*Direction:* Give every line from the entries that contains "Yaileni".

*Stored data:*
★ ★ ★ ★

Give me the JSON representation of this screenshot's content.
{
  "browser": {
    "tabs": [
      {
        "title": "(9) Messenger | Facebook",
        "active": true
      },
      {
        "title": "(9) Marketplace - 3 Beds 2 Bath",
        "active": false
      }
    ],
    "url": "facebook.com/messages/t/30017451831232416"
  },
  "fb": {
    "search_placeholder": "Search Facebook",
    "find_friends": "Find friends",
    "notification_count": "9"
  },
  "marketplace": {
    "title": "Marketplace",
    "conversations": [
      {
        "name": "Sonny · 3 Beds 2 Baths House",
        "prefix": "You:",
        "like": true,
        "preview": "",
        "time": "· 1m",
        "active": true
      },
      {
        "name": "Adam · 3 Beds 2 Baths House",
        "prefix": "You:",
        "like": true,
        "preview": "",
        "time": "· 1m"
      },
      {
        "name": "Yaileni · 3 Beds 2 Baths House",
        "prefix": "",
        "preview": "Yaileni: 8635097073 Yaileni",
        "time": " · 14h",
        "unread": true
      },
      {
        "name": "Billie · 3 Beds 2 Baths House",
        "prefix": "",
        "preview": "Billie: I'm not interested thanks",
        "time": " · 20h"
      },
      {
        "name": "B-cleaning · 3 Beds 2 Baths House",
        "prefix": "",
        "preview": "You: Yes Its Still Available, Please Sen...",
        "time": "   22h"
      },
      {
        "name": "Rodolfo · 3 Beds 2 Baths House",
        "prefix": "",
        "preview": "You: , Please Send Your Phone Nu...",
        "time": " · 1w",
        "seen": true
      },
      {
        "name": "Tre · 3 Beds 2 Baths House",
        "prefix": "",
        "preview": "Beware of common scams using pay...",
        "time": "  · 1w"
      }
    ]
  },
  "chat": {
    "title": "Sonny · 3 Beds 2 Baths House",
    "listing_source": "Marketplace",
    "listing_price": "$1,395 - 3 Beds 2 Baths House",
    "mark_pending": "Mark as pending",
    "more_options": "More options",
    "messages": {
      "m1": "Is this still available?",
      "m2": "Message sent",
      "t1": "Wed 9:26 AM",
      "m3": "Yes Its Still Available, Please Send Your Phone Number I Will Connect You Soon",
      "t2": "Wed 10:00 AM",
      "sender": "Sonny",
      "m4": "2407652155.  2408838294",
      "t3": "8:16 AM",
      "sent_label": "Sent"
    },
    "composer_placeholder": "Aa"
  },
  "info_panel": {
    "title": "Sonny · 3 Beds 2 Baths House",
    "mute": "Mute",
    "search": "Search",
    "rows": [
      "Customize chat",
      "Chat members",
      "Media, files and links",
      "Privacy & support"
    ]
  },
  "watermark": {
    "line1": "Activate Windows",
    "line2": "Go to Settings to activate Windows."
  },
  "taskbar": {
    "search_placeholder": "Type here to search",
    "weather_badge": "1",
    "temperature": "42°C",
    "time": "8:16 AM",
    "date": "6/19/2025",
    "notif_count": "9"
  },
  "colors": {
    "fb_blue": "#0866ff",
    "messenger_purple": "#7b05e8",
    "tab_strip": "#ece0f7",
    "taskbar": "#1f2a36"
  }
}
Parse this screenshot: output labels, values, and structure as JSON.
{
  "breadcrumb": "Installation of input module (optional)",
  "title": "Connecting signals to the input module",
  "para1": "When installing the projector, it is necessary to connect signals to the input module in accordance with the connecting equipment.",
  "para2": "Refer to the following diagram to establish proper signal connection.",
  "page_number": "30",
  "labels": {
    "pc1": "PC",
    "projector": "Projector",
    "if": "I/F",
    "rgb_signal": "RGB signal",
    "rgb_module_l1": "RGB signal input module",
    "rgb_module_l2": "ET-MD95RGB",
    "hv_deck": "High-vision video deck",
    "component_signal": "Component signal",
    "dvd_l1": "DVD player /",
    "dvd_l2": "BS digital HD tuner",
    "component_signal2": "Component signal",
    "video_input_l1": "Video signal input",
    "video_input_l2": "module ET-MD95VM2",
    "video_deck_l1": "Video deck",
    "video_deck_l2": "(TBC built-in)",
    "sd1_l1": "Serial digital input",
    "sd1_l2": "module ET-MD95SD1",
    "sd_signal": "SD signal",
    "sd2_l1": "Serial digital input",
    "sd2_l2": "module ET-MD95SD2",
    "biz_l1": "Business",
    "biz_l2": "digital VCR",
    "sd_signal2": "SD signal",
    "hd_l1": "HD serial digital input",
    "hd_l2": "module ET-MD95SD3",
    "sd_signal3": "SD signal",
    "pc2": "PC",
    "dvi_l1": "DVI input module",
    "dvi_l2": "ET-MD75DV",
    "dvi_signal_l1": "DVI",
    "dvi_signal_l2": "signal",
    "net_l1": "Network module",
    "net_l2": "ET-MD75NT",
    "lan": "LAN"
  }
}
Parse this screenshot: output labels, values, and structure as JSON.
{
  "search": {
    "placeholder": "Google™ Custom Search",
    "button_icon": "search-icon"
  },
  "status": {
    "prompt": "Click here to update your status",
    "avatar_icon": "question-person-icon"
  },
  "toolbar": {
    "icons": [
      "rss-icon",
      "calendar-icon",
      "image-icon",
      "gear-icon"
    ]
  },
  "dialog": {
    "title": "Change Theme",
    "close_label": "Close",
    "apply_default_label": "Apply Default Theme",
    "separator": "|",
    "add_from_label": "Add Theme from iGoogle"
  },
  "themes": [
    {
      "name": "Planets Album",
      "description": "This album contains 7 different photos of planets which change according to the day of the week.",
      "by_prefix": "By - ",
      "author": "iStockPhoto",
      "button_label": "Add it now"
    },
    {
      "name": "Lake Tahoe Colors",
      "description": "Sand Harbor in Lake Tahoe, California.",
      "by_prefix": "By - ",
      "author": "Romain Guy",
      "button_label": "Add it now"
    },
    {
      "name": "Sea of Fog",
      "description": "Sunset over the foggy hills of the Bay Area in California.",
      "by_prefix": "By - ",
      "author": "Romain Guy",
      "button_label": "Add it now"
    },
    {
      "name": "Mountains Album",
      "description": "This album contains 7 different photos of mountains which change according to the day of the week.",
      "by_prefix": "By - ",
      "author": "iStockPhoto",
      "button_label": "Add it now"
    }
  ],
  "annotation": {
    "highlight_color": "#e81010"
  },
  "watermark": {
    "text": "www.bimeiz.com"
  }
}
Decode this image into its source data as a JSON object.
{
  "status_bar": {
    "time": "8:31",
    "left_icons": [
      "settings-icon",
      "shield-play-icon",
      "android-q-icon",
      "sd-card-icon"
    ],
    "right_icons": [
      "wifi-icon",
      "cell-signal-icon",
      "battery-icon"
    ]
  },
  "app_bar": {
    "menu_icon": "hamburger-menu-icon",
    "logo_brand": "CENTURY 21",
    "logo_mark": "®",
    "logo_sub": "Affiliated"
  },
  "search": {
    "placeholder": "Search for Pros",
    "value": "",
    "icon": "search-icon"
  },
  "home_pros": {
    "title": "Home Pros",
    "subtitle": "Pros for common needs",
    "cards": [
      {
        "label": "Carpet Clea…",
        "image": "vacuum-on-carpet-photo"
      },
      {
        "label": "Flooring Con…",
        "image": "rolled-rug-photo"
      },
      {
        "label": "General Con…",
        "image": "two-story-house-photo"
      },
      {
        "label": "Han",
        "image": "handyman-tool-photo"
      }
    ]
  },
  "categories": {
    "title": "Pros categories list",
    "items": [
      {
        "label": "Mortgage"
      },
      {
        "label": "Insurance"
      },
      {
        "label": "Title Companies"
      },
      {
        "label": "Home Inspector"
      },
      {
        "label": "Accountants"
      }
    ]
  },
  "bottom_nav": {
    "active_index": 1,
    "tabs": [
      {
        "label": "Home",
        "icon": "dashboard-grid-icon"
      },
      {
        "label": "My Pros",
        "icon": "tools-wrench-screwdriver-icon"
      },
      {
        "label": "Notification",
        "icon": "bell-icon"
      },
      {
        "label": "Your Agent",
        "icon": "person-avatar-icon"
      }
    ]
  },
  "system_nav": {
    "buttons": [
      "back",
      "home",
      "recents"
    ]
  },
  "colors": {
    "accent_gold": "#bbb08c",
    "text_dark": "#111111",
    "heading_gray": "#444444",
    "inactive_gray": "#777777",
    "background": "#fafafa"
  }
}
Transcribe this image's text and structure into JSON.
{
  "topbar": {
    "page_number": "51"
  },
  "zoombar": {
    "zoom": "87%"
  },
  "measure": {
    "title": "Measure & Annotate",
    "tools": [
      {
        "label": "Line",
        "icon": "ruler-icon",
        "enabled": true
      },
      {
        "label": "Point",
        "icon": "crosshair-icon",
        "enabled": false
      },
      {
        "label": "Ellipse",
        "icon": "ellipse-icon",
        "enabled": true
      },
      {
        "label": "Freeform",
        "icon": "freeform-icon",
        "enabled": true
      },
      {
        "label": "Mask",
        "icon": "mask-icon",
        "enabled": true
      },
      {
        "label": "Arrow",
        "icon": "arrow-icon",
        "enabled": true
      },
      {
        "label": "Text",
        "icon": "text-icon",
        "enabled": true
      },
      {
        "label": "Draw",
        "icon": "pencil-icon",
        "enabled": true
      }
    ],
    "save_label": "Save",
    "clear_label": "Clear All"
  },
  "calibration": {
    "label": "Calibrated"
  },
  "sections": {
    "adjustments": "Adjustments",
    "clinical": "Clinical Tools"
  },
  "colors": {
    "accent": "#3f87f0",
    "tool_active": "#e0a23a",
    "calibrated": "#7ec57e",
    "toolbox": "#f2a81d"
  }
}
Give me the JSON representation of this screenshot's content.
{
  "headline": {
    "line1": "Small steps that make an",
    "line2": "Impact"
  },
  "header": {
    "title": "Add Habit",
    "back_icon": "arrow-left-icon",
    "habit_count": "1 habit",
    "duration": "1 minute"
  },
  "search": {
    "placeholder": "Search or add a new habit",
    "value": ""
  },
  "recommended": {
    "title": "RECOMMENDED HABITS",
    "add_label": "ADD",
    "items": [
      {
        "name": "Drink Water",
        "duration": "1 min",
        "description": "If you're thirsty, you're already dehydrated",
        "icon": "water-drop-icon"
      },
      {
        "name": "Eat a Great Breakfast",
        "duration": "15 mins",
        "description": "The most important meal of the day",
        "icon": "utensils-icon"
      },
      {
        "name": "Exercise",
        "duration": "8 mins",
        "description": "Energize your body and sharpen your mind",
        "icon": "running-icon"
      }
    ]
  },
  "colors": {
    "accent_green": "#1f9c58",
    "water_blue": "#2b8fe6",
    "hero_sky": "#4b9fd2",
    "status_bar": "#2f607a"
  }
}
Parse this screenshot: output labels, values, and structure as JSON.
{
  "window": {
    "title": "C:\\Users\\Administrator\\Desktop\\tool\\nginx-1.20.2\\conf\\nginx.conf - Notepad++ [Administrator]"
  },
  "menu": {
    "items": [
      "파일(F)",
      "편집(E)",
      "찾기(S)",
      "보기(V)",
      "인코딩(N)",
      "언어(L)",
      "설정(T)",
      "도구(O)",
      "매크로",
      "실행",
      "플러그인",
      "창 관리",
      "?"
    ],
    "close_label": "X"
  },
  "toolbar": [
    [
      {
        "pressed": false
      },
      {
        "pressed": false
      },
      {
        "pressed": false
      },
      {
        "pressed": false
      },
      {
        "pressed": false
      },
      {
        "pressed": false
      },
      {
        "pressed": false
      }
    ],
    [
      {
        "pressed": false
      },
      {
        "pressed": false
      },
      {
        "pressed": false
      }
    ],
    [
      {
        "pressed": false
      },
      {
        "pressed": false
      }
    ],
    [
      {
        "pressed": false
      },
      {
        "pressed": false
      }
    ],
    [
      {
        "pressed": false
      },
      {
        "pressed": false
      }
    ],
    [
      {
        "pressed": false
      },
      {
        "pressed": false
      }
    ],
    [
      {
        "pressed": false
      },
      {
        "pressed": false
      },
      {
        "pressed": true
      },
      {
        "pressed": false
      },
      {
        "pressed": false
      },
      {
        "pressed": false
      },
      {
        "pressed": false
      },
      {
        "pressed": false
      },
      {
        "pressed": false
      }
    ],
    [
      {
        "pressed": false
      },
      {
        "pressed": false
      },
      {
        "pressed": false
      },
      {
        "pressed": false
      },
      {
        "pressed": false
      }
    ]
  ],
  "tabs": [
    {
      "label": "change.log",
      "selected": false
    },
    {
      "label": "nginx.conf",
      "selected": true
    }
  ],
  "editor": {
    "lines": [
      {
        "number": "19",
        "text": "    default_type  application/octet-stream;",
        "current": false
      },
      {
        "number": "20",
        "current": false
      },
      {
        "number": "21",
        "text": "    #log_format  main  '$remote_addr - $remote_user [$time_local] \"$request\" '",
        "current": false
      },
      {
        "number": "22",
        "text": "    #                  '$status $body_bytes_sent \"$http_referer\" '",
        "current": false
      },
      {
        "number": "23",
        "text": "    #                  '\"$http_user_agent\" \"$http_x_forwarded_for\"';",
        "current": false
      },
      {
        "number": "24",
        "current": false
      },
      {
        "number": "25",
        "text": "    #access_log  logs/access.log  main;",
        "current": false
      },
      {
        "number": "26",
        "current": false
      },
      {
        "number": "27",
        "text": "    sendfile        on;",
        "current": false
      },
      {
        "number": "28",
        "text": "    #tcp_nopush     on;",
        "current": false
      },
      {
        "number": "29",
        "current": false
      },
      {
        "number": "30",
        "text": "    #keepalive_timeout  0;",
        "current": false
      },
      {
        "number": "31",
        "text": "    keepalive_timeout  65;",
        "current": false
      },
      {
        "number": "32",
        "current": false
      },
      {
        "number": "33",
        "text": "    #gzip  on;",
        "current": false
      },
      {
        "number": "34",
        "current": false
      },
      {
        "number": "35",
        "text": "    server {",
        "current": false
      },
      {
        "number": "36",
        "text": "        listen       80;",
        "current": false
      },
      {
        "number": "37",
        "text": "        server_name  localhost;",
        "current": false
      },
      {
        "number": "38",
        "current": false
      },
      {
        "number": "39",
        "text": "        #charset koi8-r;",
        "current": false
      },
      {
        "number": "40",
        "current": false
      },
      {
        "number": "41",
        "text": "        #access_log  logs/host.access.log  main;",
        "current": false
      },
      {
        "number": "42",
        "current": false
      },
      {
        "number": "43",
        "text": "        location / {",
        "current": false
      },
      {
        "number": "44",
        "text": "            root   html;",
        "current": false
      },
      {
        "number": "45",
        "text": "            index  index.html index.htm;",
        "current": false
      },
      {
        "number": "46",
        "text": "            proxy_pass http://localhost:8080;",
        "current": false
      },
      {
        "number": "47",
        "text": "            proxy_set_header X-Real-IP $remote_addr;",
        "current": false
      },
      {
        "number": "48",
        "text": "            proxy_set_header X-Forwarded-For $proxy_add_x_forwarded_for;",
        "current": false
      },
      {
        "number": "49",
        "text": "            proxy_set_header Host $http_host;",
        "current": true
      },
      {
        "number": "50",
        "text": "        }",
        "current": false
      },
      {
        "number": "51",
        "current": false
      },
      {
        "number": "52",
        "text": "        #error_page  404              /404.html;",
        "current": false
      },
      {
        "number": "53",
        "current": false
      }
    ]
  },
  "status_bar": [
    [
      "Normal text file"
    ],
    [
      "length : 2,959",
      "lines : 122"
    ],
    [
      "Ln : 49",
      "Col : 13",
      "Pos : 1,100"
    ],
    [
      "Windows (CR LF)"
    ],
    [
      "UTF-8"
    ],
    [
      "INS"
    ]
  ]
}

★ ★ ★ ★

*Worked solution:*
        "name": "Yaileni · 3 Beds 2 Baths House",
        "preview": "Yaileni: 8635097073 Yaileni",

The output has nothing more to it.